Stored records

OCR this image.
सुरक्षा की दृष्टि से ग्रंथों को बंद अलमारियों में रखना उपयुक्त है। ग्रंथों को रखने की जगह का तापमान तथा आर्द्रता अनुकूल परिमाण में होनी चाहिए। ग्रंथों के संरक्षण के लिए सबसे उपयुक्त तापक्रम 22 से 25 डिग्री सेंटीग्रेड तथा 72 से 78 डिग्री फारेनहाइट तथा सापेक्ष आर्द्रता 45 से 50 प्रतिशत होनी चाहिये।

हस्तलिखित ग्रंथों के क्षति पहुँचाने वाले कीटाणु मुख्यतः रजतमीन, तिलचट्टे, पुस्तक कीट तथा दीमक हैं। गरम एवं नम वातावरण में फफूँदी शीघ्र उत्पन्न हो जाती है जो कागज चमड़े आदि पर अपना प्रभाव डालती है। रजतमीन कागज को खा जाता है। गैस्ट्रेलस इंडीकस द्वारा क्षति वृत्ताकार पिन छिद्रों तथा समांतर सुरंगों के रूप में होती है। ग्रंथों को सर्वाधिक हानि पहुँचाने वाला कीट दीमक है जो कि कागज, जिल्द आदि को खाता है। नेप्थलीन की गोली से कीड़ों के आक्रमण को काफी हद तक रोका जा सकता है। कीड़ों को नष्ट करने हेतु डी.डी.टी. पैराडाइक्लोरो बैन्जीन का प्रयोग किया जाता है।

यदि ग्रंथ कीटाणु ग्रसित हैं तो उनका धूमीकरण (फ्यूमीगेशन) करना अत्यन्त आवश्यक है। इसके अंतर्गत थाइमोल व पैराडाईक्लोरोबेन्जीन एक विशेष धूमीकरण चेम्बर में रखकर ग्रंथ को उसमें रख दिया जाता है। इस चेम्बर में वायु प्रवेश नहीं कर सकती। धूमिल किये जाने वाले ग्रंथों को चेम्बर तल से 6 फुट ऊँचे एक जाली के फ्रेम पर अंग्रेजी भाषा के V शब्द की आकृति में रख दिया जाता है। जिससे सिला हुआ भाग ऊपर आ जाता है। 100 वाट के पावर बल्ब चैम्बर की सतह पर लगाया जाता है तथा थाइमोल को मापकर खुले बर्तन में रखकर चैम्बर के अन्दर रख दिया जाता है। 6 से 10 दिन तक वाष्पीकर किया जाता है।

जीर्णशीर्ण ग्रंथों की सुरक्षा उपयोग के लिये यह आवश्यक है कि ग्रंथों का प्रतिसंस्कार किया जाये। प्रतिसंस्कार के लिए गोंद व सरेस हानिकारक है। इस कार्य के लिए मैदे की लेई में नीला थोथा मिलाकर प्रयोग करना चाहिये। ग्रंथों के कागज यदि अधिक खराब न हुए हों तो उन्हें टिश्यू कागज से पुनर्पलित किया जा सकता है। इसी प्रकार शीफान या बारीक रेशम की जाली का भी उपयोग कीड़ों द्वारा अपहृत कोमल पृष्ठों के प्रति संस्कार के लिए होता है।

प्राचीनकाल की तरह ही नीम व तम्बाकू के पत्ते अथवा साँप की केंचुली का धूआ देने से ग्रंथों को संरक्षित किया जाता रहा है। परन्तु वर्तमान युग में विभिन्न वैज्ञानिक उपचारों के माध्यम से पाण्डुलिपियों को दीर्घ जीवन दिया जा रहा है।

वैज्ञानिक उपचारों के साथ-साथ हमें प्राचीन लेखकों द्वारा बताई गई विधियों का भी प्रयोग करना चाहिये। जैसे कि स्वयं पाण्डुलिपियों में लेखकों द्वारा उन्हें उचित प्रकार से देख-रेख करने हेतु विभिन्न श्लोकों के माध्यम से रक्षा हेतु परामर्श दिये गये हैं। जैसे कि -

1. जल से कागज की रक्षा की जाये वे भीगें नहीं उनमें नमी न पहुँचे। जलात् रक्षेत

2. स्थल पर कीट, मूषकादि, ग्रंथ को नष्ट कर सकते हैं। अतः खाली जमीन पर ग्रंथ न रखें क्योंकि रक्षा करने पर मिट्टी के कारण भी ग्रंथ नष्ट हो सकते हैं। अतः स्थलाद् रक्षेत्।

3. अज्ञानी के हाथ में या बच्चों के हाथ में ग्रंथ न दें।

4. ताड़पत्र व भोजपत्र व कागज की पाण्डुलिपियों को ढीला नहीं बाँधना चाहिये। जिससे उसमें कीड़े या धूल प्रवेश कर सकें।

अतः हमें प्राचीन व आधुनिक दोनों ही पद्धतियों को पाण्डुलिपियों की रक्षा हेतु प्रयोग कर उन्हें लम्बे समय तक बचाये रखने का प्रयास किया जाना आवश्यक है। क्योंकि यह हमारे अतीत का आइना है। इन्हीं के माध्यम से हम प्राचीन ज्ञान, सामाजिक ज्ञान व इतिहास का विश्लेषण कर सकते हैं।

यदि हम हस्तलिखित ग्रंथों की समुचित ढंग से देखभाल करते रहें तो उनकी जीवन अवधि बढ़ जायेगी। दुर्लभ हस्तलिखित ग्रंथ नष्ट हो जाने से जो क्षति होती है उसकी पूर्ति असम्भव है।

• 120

-- Job --
Reproduce the entries above in full, verbatim.

-- Task answer --
OCR this image.
सुरक्षा की दृष्टि से ग्रंथों को बंद अलमारियों में रखना उपयुक्त है। ग्रंथों को रखने की जगह का तापमान तथा आर्द्रता अनुकूल परिमाण में होनी चाहिए। ग्रंथों के संरक्षण के लिए सबसे उपयुक्त तापक्रम 22 से 25 डिग्री सेंटीग्रेड तथा 72 से 78 डिग्री फारेनहाइट तथा सापेक्ष आर्द्रता 45 से 50 प्रतिशत होनी चाहिये।

हस्तलिखित ग्रंथों के क्षति पहुँचाने वाले कीटाणु मुख्यतः रजतमीन, तिलचट्टे, पुस्तक कीट तथा दीमक हैं। गरम एवं नम वातावरण में फफूँदी शीघ्र उत्पन्न हो जाती है जो कागज चमड़े आदि पर अपना प्रभाव डालती है। रजतमीन कागज को खा जाता है। गैस्ट्रेलस इंडीकस द्वारा क्षति वृत्ताकार पिन छिद्रों तथा समांतर सुरंगों के रूप में होती है। ग्रंथों को सर्वाधिक हानि पहुँचाने वाला कीट दीमक है जो कि कागज, जिल्द आदि को खाता है। नेप्थलीन की गोली से कीड़ों के आक्रमण को काफी हद तक रोका जा सकता है। कीड़ों को नष्ट करने हेतु डी.डी.टी. पैराडाइक्लोरो बैन्जीन का प्रयोग किया जाता है।

यदि ग्रंथ कीटाणु ग्रसित हैं तो उनका धूमीकरण (फ्यूमीगेशन) करना अत्यन्त आवश्यक है। इसके अंतर्गत थाइमोल व पैराडाईक्लोरोबेन्जीन एक विशेष धूमीकरण चेम्बर में रखकर ग्रंथ को उसमें रख दिया जाता है। इस चेम्बर में वायु प्रवेश नहीं कर सकती। धूमिल किये जाने वाले ग्रंथों को चेम्बर तल से 6 फुट ऊँचे एक जाली के फ्रेम पर अंग्रेजी भाषा के V शब्द की आकृति में रख दिया जाता है। जिससे सिला हुआ भाग ऊपर आ जाता है। 100 वाट के पावर बल्ब चैम्बर की सतह पर लगाया जाता है तथा थाइमोल को मापकर खुले बर्तन में रखकर चैम्बर के अन्दर रख दिया जाता है। 6 से 10 दिन तक वाष्पीकर किया जाता है।

जीर्णशीर्ण ग्रंथों की सुरक्षा उपयोग के लिये यह आवश्यक है कि ग्रंथों का प्रतिसंस्कार किया जाये। प्रतिसंस्कार के लिए गोंद व सरेस हानिकारक है। इस कार्य के लिए मैदे की लेई में नीला थोथा मिलाकर प्रयोग करना चाहिये। ग्रंथों के कागज यदि अधिक खराब न हुए हों तो उन्हें टिश्यू कागज से पुनर्पलित किया जा सकता है। इसी प्रकार शीफान या बारीक रेशम की जाली का भी उपयोग कीड़ों द्वारा अपहृत कोमल पृष्ठों के प्रति संस्कार के लिए होता है।

प्राचीनकाल की तरह ही नीम व तम्बाकू के पत्ते अथवा साँप की केंचुली का धूआ देने से ग्रंथों को संरक्षित किया जाता रहा है। परन्तु वर्तमान युग में विभिन्न वैज्ञानिक उपचारों के माध्यम से पाण्डुलिपियों को दीर्घ जीवन दिया जा रहा है।

वैज्ञानिक उपचारों के साथ-साथ हमें प्राचीन लेखकों द्वारा बताई गई विधियों का भी प्रयोग करना चाहिये। जैसे कि स्वयं पाण्डुलिपियों में लेखकों द्वारा उन्हें उचित प्रकार से देख-रेख करने हेतु विभिन्न श्लोकों के माध्यम से रक्षा हेतु परामर्श दिये गये हैं। जैसे कि -

1. जल से कागज की रक्षा की जाये वे भीगें नहीं उनमें नमी न पहुँचे। जलात् रक्षेत

2. स्थल पर कीट, मूषकादि, ग्रंथ को नष्ट कर सकते हैं। अतः खाली जमीन पर ग्रंथ न रखें क्योंकि रक्षा करने पर मिट्टी के कारण भी ग्रंथ नष्ट हो सकते हैं। अतः स्थलाद् रक्षेत्।

3. अज्ञानी के हाथ में या बच्चों के हाथ में ग्रंथ न दें।

4. ताड़पत्र व भोजपत्र व कागज की पाण्डुलिपियों को ढीला नहीं बाँधना चाहिये। जिससे उसमें कीड़े या धूल प्रवेश कर सकें।

अतः हमें प्राचीन व आधुनिक दोनों ही पद्धतियों को पाण्डुलिपियों की रक्षा हेतु प्रयोग कर उन्हें लम्बे समय तक बचाये रखने का प्रयास किया जाना आवश्यक है। क्योंकि यह हमारे अतीत का आइना है। इन्हीं के माध्यम से हम प्राचीन ज्ञान, सामाजिक ज्ञान व इतिहास का विश्लेषण कर सकते हैं।

यदि हम हस्तलिखित ग्रंथों की समुचित ढंग से देखभाल करते रहें तो उनकी जीवन अवधि बढ़ जायेगी। दुर्लभ हस्तलिखित ग्रंथ नष्ट हो जाने से जो क्षति होती है उसकी पूर्ति असम्भव है।

• 120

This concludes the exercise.